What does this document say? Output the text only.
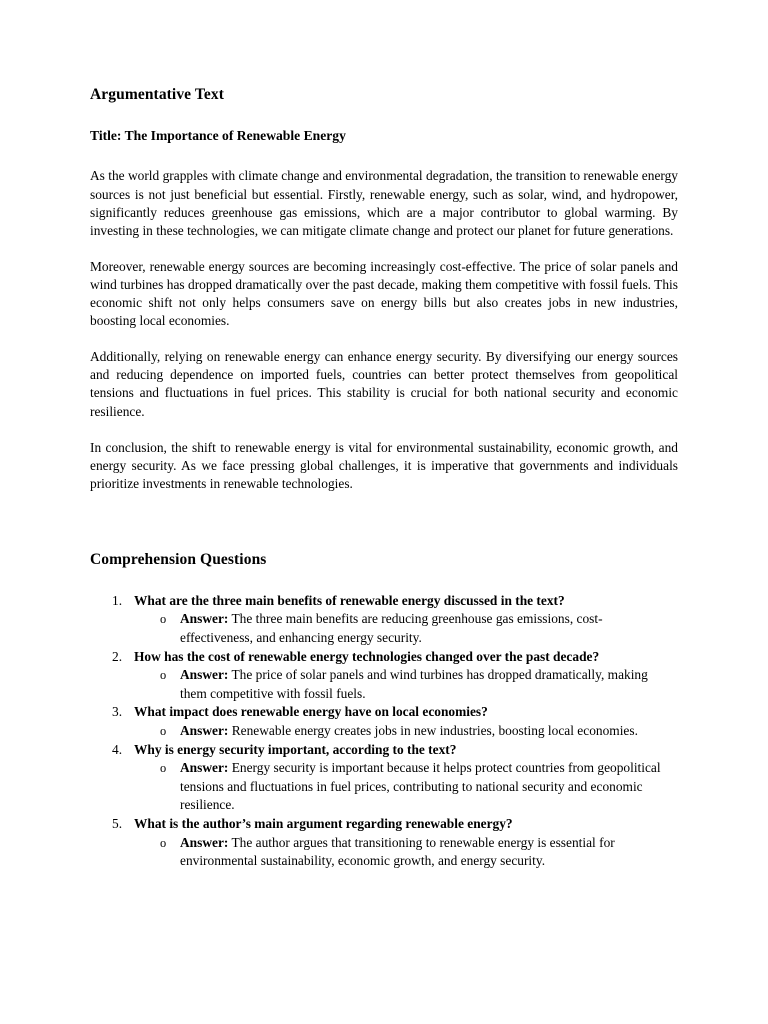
Argumentative Text
Title: The Importance of Renewable Energy

As the world grapples with climate change and environmental degradation, the transition to renewable energy sources is not just beneficial but essential. Firstly, renewable energy, such as solar, wind, and hydropower, significantly reduces greenhouse gas emissions, which are a major contributor to global warming. By investing in these technologies, we can mitigate climate change and protect our planet for future generations.

Moreover, renewable energy sources are becoming increasingly cost-effective. The price of solar panels and wind turbines has dropped dramatically over the past decade, making them competitive with fossil fuels. This economic shift not only helps consumers save on energy bills but also creates jobs in new industries, boosting local economies.

Additionally, relying on renewable energy can enhance energy security. By diversifying our energy sources and reducing dependence on imported fuels, countries can better protect themselves from geopolitical tensions and fluctuations in fuel prices. This stability is crucial for both national security and economic resilience.

In conclusion, the shift to renewable energy is vital for environmental sustainability, economic growth, and energy security. As we face pressing global challenges, it is imperative that governments and individuals prioritize investments in renewable technologies.

Comprehension Questions
1. What are the three main benefits of renewable energy discussed in the text?
o	Answer: The three main benefits are reducing greenhouse gas emissions, cost-effectiveness, and enhancing energy security.
2. How has the cost of renewable energy technologies changed over the past decade?
o	Answer: The price of solar panels and wind turbines has dropped dramatically, making them competitive with fossil fuels.
3. What impact does renewable energy have on local economies?
o	Answer: Renewable energy creates jobs in new industries, boosting local economies.
4. Why is energy security important, according to the text?
o	Answer: Energy security is important because it helps protect countries from geopolitical tensions and fluctuations in fuel prices, contributing to national security and economic resilience.
5. What is the author’s main argument regarding renewable energy?
o	Answer: The author argues that transitioning to renewable energy is essential for environmental sustainability, economic growth, and energy security.
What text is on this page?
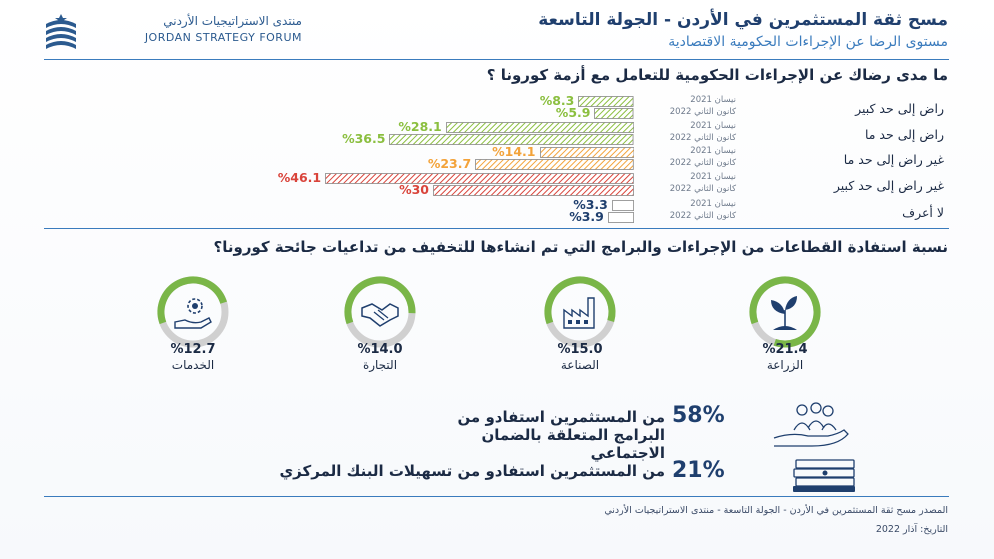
منتدى الاستراتيجيات الأردني
JORDAN STRATEGY FORUM
مسح ثقة المستثمرين في الأردن - الجولة التاسعة
مستوى الرضا عن الإجراءات الحكومية الاقتصادية
ما مدى رضاك عن الإجراءات الحكومية للتعامل مع أزمة كورونا ؟
راض إلى حد كبير
نيسان 2021
%8.3
كانون الثاني 2022
%5.9
راض إلى حد ما
نيسان 2021
%28.1
كانون الثاني 2022
%36.5
غير راض إلى حد ما
نيسان 2021
%14.1
كانون الثاني 2022
%23.7
غير راض إلى حد كبير
نيسان 2021
%46.1
كانون الثاني 2022
%30
لا أعرف
نيسان 2021
%3.3
كانون الثاني 2022
%3.9
نسبة استفادة القطاعات من الإجراءات والبرامج التي تم انشاءها للتخفيف من تداعيات جائحة كورونا؟
%21.4
الزراعة
%15.0
الصناعة
%14.0
التجارة
%12.7
الخدمات
58%
من المستثمرين استفادو من البرامج المتعلقة بالضمان الاجتماعي
21%
من المستثمرين استفادو من تسهيلات البنك المركزي
المصدر مسح ثقة المستثمرين في الأردن - الجولة التاسعة - منتدى الاستراتيجيات الأردني
التاريخ: آذار 2022
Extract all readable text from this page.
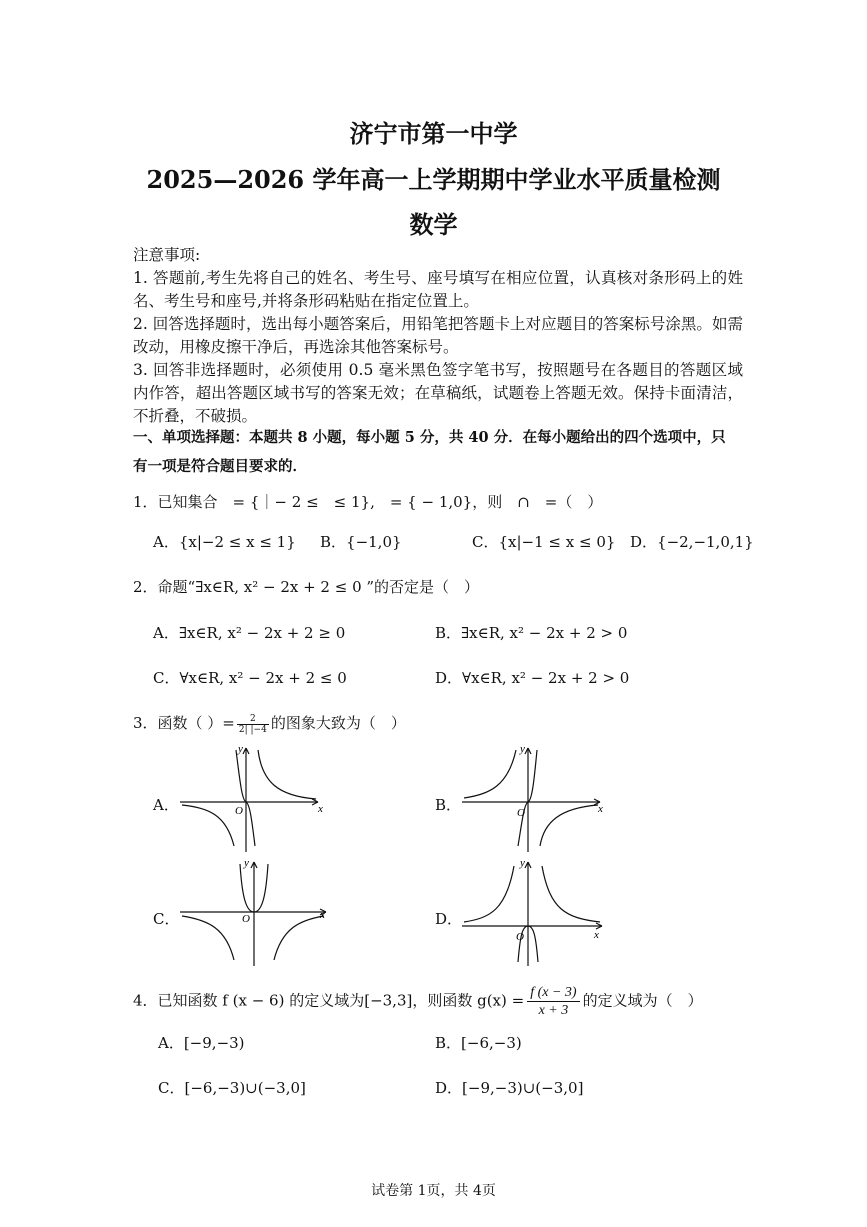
济宁市第一中学
2025—2026 学年高一上学期期中学业水平质量检测
数学
注意事项:
1. 答题前,考生先将自己的姓名、考生号、座号填写在相应位置，认真核对条形码上的姓名、考生号和座号,并将条形码粘贴在指定位置上。
2. 回答选择题时，选出每小题答案后，用铅笔把答题卡上对应题目的答案标号涂黑。如需改动，用橡皮擦干净后，再选涂其他答案标号。
3. 回答非选择题时，必须使用 0.5 毫米黑色签字笔书写，按照题号在各题目的答题区域内作答，超出答题区域书写的答案无效；在草稿纸，试题卷上答题无效。保持卡面清洁，不折叠，不破损。
一、单项选择题：本题共 8 小题，每小题 5 分，共 40 分．在每小题给出的四个选项中，只
有一项是符合题目要求的．
1．已知集合　= {｜− 2 ≤　≤ 1},　= { − 1,0}，则　∩　=（　）
A．{x|−2 ≤ x ≤ 1} B．{−1,0}	C．{x|−1 ≤ x ≤ 0} D．{−2,−1,0,1}
2．命题“∃x∈R, x² − 2x + 2 ≤ 0 ”的否定是（　）
A．∃x∈R, x² − 2x + 2 ≥ 0	B．∃x∈R, x² − 2x + 2 > 0
C．∀x∈R, x² − 2x + 2 ≤ 0	D．∀x∈R, x² − 2x + 2 > 0
3．函数（ ）= $\frac{2}{2| |-4}$ 的图象大致为（　）
A．	B．
C．	D．
x
y
O	x
y
O
x
y
O
x
y
O
4．已知函数 f (x − 6) 的定义域为[−3,3]，则函数 $g(x) = \frac{f (x - 3)}{x + 3}$ 的定义域为（　）
A．[−9,−3)	B．[−6,−3)
C．[−6,−3)∪(−3,0]	D．[−9,−3)∪(−3,0]
试卷第 1页，共 4页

● **Set problem**
Starting at the line that contains "Extract all readable text from this page.", extract each line through the last line of the material exactly as written, and include no pictures.

● **Worked solution**
Extract all readable text from this page.
济宁市第一中学
2025—2026 学年高一上学期期中学业水平质量检测
数学
注意事项:
1. 答题前,考生先将自己的姓名、考生号、座号填写在相应位置，认真核对条形码上的姓名、考生号和座号,并将条形码粘贴在指定位置上。
2. 回答选择题时，选出每小题答案后，用铅笔把答题卡上对应题目的答案标号涂黑。如需改动，用橡皮擦干净后，再选涂其他答案标号。
3. 回答非选择题时，必须使用 0.5 毫米黑色签字笔书写，按照题号在各题目的答题区域内作答，超出答题区域书写的答案无效；在草稿纸，试题卷上答题无效。保持卡面清洁，不折叠，不破损。
一、单项选择题：本题共 8 小题，每小题 5 分，共 40 分．在每小题给出的四个选项中，只
有一项是符合题目要求的．
1．已知集合　= {｜− 2 ≤　≤ 1},　= { − 1,0}，则　∩　=（　）
A．{x|−2 ≤ x ≤ 1} B．{−1,0}	C．{x|−1 ≤ x ≤ 0} D．{−2,−1,0,1}
2．命题“∃x∈R, x² − 2x + 2 ≤ 0 ”的否定是（　）
A．∃x∈R, x² − 2x + 2 ≥ 0	B．∃x∈R, x² − 2x + 2 > 0
C．∀x∈R, x² − 2x + 2 ≤ 0	D．∀x∈R, x² − 2x + 2 > 0
3．函数（ ）= $\frac{2}{2| |-4}$ 的图象大致为（　）
A．	B．
C．	D．
x
y
O	x
y
O
x
y
O
x
y
O
4．已知函数 f (x − 6) 的定义域为[−3,3]，则函数 $g(x) = \frac{f (x - 3)}{x + 3}$ 的定义域为（　）
A．[−9,−3)	B．[−6,−3)
C．[−6,−3)∪(−3,0]	D．[−9,−3)∪(−3,0]
试卷第 1页，共 4页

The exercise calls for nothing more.